■ **SUPPLIED INFORMATION**
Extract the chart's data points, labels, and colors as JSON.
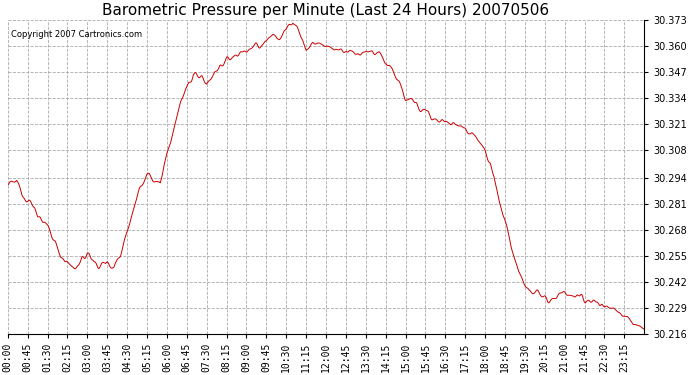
{
  "title": "Barometric Pressure per Minute (Last 24 Hours) 20070506",
  "copyright_text": "Copyright 2007 Cartronics.com",
  "line_color": "#cc0000",
  "background_color": "#ffffff",
  "grid_color": "#aaaaaa",
  "grid_linestyle": "--",
  "ylim_min": 30.216,
  "ylim_max": 30.373,
  "yticks": [
    30.373,
    30.36,
    30.347,
    30.334,
    30.321,
    30.308,
    30.294,
    30.281,
    30.268,
    30.255,
    30.242,
    30.229,
    30.216
  ],
  "xtick_positions": [
    0,
    45,
    90,
    135,
    180,
    225,
    270,
    315,
    360,
    405,
    450,
    495,
    540,
    585,
    630,
    675,
    720,
    765,
    810,
    855,
    900,
    945,
    990,
    1035,
    1080,
    1125,
    1170,
    1215,
    1260,
    1305,
    1350,
    1395
  ],
  "xtick_labels": [
    "00:00",
    "00:45",
    "01:30",
    "02:15",
    "03:00",
    "03:45",
    "04:30",
    "05:15",
    "06:00",
    "06:45",
    "07:30",
    "08:15",
    "09:00",
    "09:45",
    "10:30",
    "11:15",
    "12:00",
    "12:45",
    "13:30",
    "14:15",
    "15:00",
    "15:45",
    "16:30",
    "17:15",
    "18:00",
    "18:45",
    "19:30",
    "20:15",
    "21:00",
    "21:45",
    "22:30",
    "23:15"
  ],
  "title_fontsize": 11,
  "tick_fontsize": 7,
  "copyright_fontsize": 6,
  "anchors_t": [
    0,
    20,
    40,
    60,
    80,
    100,
    120,
    135,
    150,
    165,
    180,
    195,
    210,
    225,
    240,
    255,
    270,
    285,
    300,
    315,
    330,
    345,
    360,
    390,
    420,
    450,
    480,
    510,
    540,
    570,
    600,
    615,
    630,
    645,
    660,
    675,
    690,
    720,
    750,
    780,
    810,
    840,
    870,
    900,
    930,
    960,
    990,
    1020,
    1050,
    1080,
    1100,
    1110,
    1120,
    1130,
    1140,
    1150,
    1160,
    1170,
    1180,
    1200,
    1220,
    1240,
    1260,
    1290,
    1320,
    1350,
    1380,
    1395,
    1410,
    1439
  ],
  "anchors_v": [
    30.29,
    30.292,
    30.285,
    30.279,
    30.272,
    30.265,
    30.256,
    30.251,
    30.249,
    30.251,
    30.257,
    30.252,
    30.25,
    30.252,
    30.25,
    30.256,
    30.268,
    30.28,
    30.289,
    30.295,
    30.293,
    30.291,
    30.306,
    30.33,
    30.347,
    30.342,
    30.35,
    30.355,
    30.358,
    30.36,
    30.366,
    30.364,
    30.368,
    30.373,
    30.367,
    30.358,
    30.362,
    30.36,
    30.358,
    30.356,
    30.357,
    30.356,
    30.349,
    30.334,
    30.33,
    30.325,
    30.322,
    30.32,
    30.318,
    30.308,
    30.295,
    30.283,
    30.275,
    30.268,
    30.26,
    30.253,
    30.246,
    30.242,
    30.238,
    30.237,
    30.234,
    30.234,
    30.236,
    30.233,
    30.233,
    30.23,
    30.228,
    30.225,
    30.222,
    30.218
  ]
}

■ **THE REQUEST**
Reproduce every line above as written, skipping pictures.

■ **WRITTEN ANSWER**
Extract the chart's data points, labels, and colors as JSON.
{
  "title": "Barometric Pressure per Minute (Last 24 Hours) 20070506",
  "copyright_text": "Copyright 2007 Cartronics.com",
  "line_color": "#cc0000",
  "background_color": "#ffffff",
  "grid_color": "#aaaaaa",
  "grid_linestyle": "--",
  "ylim_min": 30.216,
  "ylim_max": 30.373,
  "yticks": [
    30.373,
    30.36,
    30.347,
    30.334,
    30.321,
    30.308,
    30.294,
    30.281,
    30.268,
    30.255,
    30.242,
    30.229,
    30.216
  ],
  "xtick_positions": [
    0,
    45,
    90,
    135,
    180,
    225,
    270,
    315,
    360,
    405,
    450,
    495,
    540,
    585,
    630,
    675,
    720,
    765,
    810,
    855,
    900,
    945,
    990,
    1035,
    1080,
    1125,
    1170,
    1215,
    1260,
    1305,
    1350,
    1395
  ],
  "xtick_labels": [
    "00:00",
    "00:45",
    "01:30",
    "02:15",
    "03:00",
    "03:45",
    "04:30",
    "05:15",
    "06:00",
    "06:45",
    "07:30",
    "08:15",
    "09:00",
    "09:45",
    "10:30",
    "11:15",
    "12:00",
    "12:45",
    "13:30",
    "14:15",
    "15:00",
    "15:45",
    "16:30",
    "17:15",
    "18:00",
    "18:45",
    "19:30",
    "20:15",
    "21:00",
    "21:45",
    "22:30",
    "23:15"
  ],
  "title_fontsize": 11,
  "tick_fontsize": 7,
  "copyright_fontsize": 6,
  "anchors_t": [
    0,
    20,
    40,
    60,
    80,
    100,
    120,
    135,
    150,
    165,
    180,
    195,
    210,
    225,
    240,
    255,
    270,
    285,
    300,
    315,
    330,
    345,
    360,
    390,
    420,
    450,
    480,
    510,
    540,
    570,
    600,
    615,
    630,
    645,
    660,
    675,
    690,
    720,
    750,
    780,
    810,
    840,
    870,
    900,
    930,
    960,
    990,
    1020,
    1050,
    1080,
    1100,
    1110,
    1120,
    1130,
    1140,
    1150,
    1160,
    1170,
    1180,
    1200,
    1220,
    1240,
    1260,
    1290,
    1320,
    1350,
    1380,
    1395,
    1410,
    1439
  ],
  "anchors_v": [
    30.29,
    30.292,
    30.285,
    30.279,
    30.272,
    30.265,
    30.256,
    30.251,
    30.249,
    30.251,
    30.257,
    30.252,
    30.25,
    30.252,
    30.25,
    30.256,
    30.268,
    30.28,
    30.289,
    30.295,
    30.293,
    30.291,
    30.306,
    30.33,
    30.347,
    30.342,
    30.35,
    30.355,
    30.358,
    30.36,
    30.366,
    30.364,
    30.368,
    30.373,
    30.367,
    30.358,
    30.362,
    30.36,
    30.358,
    30.356,
    30.357,
    30.356,
    30.349,
    30.334,
    30.33,
    30.325,
    30.322,
    30.32,
    30.318,
    30.308,
    30.295,
    30.283,
    30.275,
    30.268,
    30.26,
    30.253,
    30.246,
    30.242,
    30.238,
    30.237,
    30.234,
    30.234,
    30.236,
    30.233,
    30.233,
    30.23,
    30.228,
    30.225,
    30.222,
    30.218
  ]
}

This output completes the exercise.